▶ What you are asked to do:
From the material below, list every line containing "about".

▶ Information given:

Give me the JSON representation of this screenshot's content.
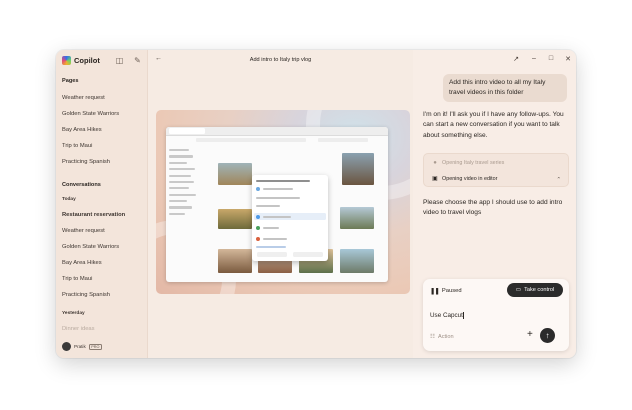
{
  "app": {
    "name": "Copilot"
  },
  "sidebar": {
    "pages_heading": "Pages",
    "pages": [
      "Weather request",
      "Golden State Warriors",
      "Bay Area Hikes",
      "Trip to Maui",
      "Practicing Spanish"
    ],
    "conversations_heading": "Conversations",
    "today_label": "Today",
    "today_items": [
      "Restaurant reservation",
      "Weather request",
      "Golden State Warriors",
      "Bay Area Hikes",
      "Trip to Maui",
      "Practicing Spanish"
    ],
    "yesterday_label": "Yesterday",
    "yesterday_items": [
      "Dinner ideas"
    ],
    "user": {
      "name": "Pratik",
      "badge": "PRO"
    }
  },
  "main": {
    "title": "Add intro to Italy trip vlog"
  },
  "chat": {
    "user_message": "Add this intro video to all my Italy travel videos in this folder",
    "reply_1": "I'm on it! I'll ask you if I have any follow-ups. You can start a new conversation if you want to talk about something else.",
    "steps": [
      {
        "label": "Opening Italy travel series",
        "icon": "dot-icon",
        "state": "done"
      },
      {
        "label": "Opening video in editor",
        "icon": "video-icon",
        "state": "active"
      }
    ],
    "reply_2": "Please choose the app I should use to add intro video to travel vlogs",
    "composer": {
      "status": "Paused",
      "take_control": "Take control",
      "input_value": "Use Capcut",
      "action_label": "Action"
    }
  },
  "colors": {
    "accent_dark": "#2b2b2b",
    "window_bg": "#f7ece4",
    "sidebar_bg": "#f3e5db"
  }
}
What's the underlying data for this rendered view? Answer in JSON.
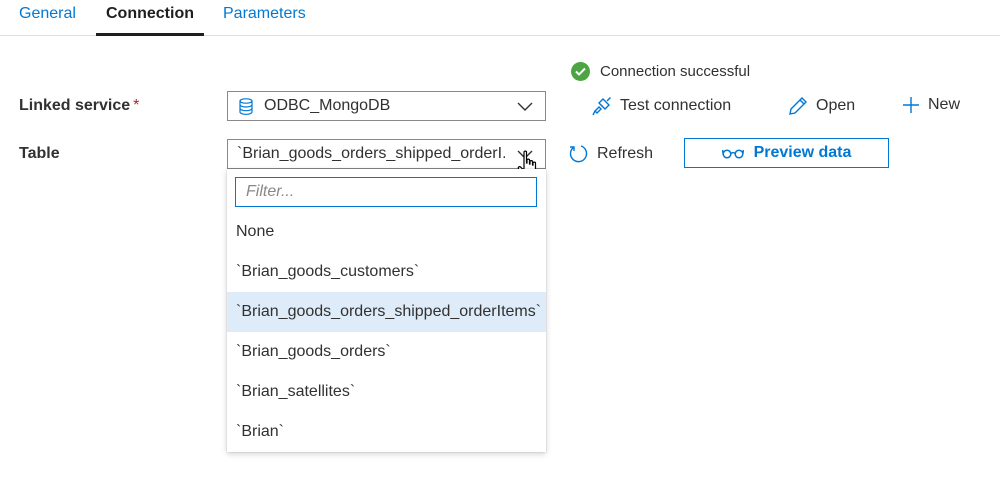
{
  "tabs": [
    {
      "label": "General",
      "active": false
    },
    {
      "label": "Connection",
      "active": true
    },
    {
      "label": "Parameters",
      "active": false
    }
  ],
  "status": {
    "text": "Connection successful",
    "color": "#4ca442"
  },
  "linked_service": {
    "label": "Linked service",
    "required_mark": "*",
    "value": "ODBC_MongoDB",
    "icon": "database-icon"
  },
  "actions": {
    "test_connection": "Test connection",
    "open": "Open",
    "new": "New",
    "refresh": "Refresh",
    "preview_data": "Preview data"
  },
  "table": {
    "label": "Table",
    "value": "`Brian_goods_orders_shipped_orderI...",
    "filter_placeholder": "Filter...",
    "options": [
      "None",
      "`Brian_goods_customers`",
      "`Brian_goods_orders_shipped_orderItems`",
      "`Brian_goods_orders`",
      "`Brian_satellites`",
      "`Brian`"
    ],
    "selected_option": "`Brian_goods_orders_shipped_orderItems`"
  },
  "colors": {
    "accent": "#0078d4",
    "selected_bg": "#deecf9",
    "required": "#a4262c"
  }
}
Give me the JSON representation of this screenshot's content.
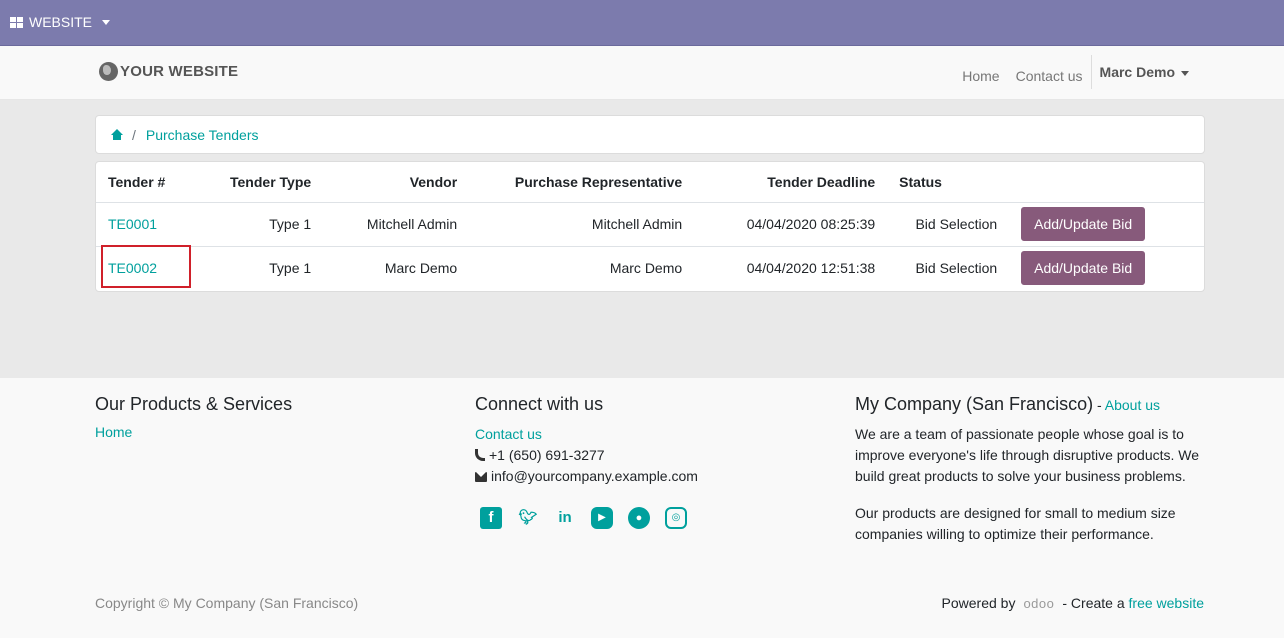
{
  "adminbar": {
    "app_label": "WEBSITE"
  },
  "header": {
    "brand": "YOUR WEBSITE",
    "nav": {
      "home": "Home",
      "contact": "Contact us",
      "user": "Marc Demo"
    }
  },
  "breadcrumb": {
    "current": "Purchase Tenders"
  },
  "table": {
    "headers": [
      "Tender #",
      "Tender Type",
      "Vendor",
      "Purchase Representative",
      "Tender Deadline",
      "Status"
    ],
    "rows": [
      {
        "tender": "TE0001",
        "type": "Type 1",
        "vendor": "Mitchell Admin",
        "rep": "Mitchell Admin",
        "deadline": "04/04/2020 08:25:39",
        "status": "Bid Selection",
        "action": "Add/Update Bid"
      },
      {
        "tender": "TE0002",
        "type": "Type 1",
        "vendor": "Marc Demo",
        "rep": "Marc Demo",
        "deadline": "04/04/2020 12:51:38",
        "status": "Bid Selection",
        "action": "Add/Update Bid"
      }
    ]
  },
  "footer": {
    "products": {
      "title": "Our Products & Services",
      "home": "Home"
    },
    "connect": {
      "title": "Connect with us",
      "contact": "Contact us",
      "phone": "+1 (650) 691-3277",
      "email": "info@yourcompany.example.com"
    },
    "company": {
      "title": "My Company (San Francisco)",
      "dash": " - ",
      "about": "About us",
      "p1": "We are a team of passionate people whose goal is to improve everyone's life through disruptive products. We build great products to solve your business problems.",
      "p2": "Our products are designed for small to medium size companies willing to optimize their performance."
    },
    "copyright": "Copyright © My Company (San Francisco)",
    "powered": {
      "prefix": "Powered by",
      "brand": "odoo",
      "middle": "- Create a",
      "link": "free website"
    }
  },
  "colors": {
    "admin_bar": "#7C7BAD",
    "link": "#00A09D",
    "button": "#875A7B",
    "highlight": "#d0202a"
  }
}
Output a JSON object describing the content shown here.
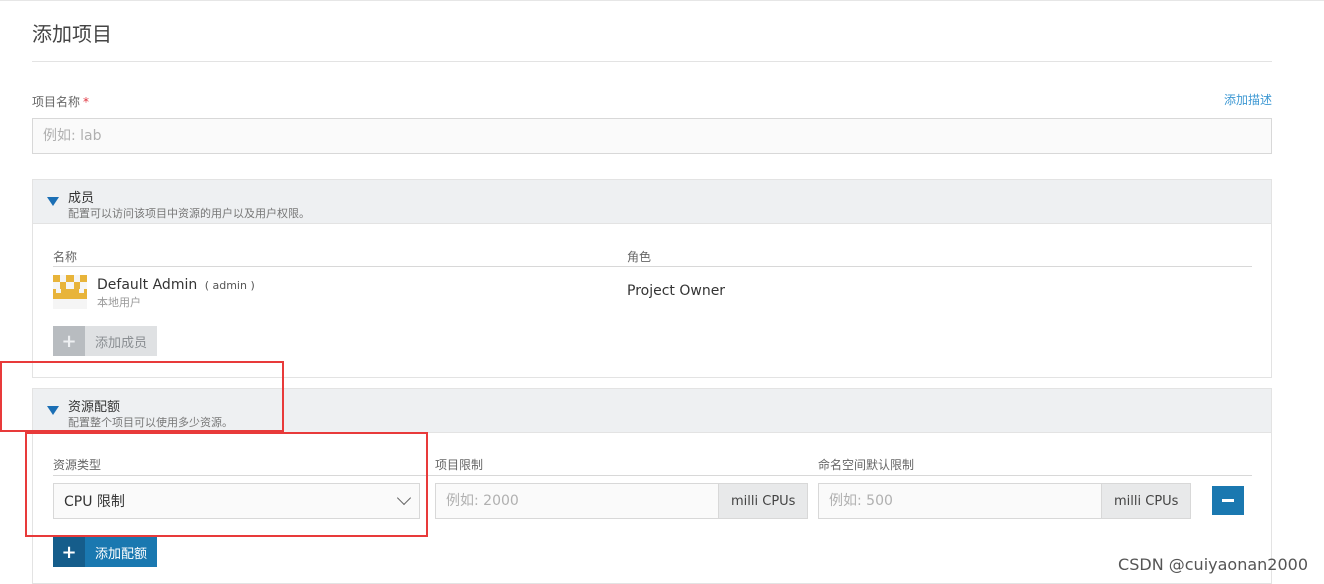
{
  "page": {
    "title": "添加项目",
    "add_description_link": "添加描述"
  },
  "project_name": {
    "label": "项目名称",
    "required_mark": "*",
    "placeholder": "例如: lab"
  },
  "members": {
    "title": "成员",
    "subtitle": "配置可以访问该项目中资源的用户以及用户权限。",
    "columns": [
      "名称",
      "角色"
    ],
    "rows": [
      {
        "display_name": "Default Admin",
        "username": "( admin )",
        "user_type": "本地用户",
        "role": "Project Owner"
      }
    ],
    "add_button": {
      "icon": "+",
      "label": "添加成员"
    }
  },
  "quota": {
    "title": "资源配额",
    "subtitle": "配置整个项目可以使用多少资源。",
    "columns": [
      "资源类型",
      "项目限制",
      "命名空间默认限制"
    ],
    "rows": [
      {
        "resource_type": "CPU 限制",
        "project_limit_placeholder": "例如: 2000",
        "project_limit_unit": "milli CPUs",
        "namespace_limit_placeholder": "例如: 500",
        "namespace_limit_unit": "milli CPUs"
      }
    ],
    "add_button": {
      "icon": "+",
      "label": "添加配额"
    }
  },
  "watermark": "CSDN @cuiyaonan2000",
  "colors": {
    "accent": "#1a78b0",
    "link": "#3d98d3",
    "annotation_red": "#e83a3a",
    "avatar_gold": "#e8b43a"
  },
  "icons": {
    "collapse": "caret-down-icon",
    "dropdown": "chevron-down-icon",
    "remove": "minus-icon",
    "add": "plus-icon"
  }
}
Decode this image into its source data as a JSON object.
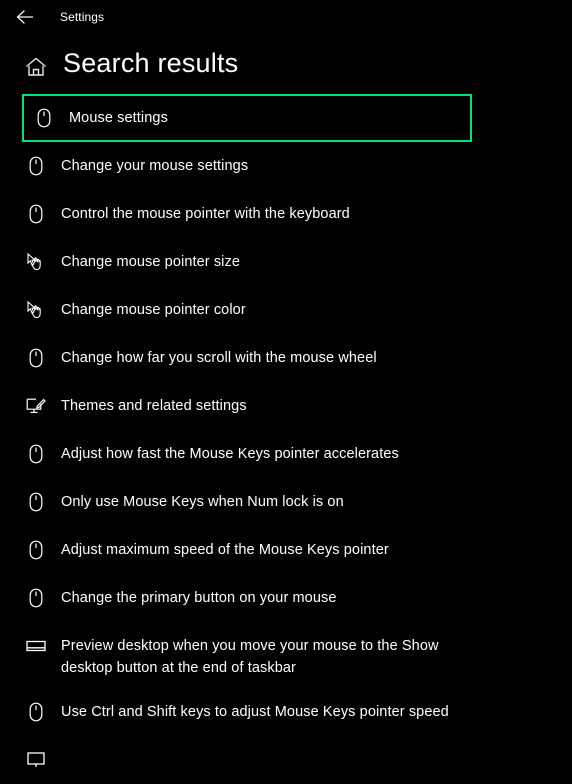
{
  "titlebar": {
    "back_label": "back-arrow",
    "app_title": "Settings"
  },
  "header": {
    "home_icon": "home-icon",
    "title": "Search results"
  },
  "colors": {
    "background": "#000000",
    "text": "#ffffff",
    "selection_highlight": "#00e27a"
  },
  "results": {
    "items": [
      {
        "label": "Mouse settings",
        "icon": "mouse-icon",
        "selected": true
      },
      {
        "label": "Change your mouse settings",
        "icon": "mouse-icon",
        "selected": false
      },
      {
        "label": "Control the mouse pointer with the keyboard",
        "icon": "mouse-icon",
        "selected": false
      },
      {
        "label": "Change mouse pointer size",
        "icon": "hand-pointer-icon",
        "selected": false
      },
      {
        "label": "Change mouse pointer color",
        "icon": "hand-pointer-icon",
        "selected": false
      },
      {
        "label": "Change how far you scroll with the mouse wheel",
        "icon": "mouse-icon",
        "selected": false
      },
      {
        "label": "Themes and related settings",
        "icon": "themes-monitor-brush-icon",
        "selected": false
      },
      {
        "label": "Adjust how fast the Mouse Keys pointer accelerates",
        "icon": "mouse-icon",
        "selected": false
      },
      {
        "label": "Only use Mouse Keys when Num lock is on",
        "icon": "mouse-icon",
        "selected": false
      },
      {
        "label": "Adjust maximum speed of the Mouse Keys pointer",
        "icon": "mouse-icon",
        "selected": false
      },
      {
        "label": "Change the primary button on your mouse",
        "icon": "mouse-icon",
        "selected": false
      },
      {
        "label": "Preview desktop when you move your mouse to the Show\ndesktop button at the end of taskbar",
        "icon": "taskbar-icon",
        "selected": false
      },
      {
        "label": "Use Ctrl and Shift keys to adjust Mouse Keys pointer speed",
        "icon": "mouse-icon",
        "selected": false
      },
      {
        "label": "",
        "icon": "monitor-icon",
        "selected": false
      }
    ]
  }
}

▶ Answer below:
    "reply_1": "I'm on it! I'll ask you if I have any follow-ups. You can start a new conversation if you want to talk about something else.",
      "about": "About us",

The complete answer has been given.